- TASK STATEMENT
Among the entries below, how many lines contain the string "Školitel"? Only the number, please.

+ + +

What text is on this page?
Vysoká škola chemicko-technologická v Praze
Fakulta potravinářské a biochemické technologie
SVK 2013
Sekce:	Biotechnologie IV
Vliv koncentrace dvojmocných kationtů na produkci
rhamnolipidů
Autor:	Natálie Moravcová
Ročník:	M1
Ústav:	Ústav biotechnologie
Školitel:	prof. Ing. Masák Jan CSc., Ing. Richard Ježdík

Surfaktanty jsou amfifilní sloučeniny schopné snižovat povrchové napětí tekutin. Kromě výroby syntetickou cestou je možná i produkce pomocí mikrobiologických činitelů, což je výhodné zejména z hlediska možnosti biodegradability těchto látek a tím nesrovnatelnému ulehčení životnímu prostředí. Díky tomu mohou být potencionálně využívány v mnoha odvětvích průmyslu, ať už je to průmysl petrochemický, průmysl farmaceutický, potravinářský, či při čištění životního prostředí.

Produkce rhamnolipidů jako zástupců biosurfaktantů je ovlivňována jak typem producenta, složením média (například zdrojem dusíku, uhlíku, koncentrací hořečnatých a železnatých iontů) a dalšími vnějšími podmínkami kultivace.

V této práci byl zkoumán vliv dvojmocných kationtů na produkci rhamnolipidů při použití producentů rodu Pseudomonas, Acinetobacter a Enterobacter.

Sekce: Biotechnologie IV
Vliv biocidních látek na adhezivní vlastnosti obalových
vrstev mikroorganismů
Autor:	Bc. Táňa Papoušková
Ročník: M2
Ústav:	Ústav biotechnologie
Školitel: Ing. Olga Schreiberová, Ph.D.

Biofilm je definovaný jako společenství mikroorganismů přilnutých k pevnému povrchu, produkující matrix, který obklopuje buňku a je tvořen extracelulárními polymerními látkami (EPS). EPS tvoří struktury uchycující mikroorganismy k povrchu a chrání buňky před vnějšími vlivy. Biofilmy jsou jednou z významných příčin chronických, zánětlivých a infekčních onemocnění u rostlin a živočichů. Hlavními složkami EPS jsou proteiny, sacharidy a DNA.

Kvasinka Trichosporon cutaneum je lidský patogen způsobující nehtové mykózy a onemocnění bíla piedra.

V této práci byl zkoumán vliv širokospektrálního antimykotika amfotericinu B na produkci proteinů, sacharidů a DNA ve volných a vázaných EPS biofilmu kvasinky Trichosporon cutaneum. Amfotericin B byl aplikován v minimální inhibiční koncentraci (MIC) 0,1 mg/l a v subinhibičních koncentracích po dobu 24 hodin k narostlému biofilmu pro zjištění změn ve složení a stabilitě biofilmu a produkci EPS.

+ + +

- SOLUTION TO THE EXERCISE
2